Top of Document passage

Record Storm Iota Batters Central America, Leaving Floods In Its Wake
Record Storm Iota Batters Central America, Leaving Floods In Its Wake
Packing recordbreaking winds and unleashing torrential floods, storm Iota hit Central America on Tuesday, causing swollen rivers to burst their banks, flipping roofs onto streets, and killing at least three people.

PUERTO CABEZAS, Nicaragua: Packing record-breaking winds and unleashing torrential floods, storm Iota hit Central America on Tuesday, causing swollen rivers to burst their banks, flipping roofs onto streets, and killing at least three people.

The strongest storm on record to reach Nicaragua, Iota struck the coast late on Monday, bringing winds of nearly 155 miles per hour (249 kph) and flooding villages still reeling from the impact of Hurricane Eta two weeks ago.

“We’re flooded everywhere, the rain lasted almost all night and now it stops for an hour then comes back for two to three hours,” said Marcelo Herrera, mayor of Wampusirpi, a municipality in the interior of northeast Honduras crossed by rivers and streams.

“We need food and water for the population, because we lost our crops with Eta,” he told Reuters.

The double punch of Eta and Iota marked the first time two major hurricanes have formed in the Atlantic basin in November since records began. The Nicaraguan port of Puerto Cabezas, still partly flooded and strewn with debris left by Eta, again bore the brunt of the hit.

Frightened residents huddled in shelters.

“We could die,” said Inocencia Smith at one of the shelters. “There is nothing to eat at all,” she added, noting Eta had destroyed local farms.

The wind tore the roof off a makeshift hospital. Patients in intensive care were evacuated, including two women who gave birth during the first rains on Monday, the government said.

Guillermo Gonzalez, head of Nicaragua’s disaster management agency SINAPRED, said he had received reports of damage to houses and roofs, fallen power lines and overflowing rivers, but no deaths.

Two people died on Providencia island, part of Colombia’s Caribbean archipelago near the coast of Central America, after it was clipped by Iota, President Ivan Duque said on Tuesday evening.

Bottom of Document passage

Requirement →
In the storm Iota report above, condense the paragraph beginning "The strongest storm on record to reach Nicaragua" into one shorter sentence that keeps its main facts.

Top of Data records

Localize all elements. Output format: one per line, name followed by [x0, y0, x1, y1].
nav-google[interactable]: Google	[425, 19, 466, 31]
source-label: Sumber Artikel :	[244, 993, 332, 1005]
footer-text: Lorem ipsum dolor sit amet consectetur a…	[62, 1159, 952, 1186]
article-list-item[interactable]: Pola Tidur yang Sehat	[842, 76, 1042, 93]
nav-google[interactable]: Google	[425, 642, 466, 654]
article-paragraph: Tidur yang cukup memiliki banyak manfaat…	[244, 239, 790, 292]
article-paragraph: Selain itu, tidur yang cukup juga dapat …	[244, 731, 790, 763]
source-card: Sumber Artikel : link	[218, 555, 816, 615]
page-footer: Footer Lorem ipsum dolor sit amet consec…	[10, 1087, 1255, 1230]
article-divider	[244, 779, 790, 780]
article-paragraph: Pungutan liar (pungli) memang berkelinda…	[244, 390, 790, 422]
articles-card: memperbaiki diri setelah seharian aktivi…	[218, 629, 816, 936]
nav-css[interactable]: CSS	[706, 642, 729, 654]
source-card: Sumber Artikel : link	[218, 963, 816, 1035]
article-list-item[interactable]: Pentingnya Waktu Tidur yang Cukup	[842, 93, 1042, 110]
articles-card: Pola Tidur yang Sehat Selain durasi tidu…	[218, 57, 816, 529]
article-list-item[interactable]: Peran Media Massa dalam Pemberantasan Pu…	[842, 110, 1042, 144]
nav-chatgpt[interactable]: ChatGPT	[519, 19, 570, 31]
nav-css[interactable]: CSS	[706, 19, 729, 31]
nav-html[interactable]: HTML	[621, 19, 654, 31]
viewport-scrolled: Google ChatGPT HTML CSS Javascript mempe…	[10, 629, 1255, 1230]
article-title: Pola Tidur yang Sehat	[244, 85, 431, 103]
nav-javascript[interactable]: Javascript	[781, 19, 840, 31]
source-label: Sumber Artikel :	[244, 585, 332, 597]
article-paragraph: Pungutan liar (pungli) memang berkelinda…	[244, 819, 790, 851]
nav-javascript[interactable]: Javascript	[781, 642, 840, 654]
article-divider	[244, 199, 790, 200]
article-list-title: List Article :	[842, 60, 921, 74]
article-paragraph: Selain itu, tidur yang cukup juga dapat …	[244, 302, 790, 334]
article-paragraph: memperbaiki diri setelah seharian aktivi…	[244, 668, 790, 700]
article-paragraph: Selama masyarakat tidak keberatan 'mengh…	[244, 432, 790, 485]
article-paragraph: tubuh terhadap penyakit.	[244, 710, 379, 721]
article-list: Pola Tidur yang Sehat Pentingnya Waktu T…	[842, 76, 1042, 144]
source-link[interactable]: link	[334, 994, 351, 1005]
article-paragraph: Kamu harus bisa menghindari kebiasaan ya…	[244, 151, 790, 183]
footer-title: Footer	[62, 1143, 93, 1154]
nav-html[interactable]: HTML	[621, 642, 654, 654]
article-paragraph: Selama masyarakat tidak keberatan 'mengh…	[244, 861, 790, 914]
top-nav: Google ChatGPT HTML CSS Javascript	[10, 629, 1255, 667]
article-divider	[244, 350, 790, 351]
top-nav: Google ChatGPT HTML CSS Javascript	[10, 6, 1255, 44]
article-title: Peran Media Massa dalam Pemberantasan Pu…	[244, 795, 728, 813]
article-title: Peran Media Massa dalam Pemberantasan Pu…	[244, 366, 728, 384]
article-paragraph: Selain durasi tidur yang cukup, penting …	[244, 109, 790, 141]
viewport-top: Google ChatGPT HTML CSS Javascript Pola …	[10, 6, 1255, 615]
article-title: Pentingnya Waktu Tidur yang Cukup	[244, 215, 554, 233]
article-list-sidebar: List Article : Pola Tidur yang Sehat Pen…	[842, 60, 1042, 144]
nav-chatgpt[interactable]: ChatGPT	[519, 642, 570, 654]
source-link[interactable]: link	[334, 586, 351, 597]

Bottom of Data records

Written solution →
Iota, the strongest storm on record to reach Nicaragua, hit the coast late on Monday with winds of nearly 155 mph (249 kph), flooding villages still recovering from Hurricane Eta two weeks earlier.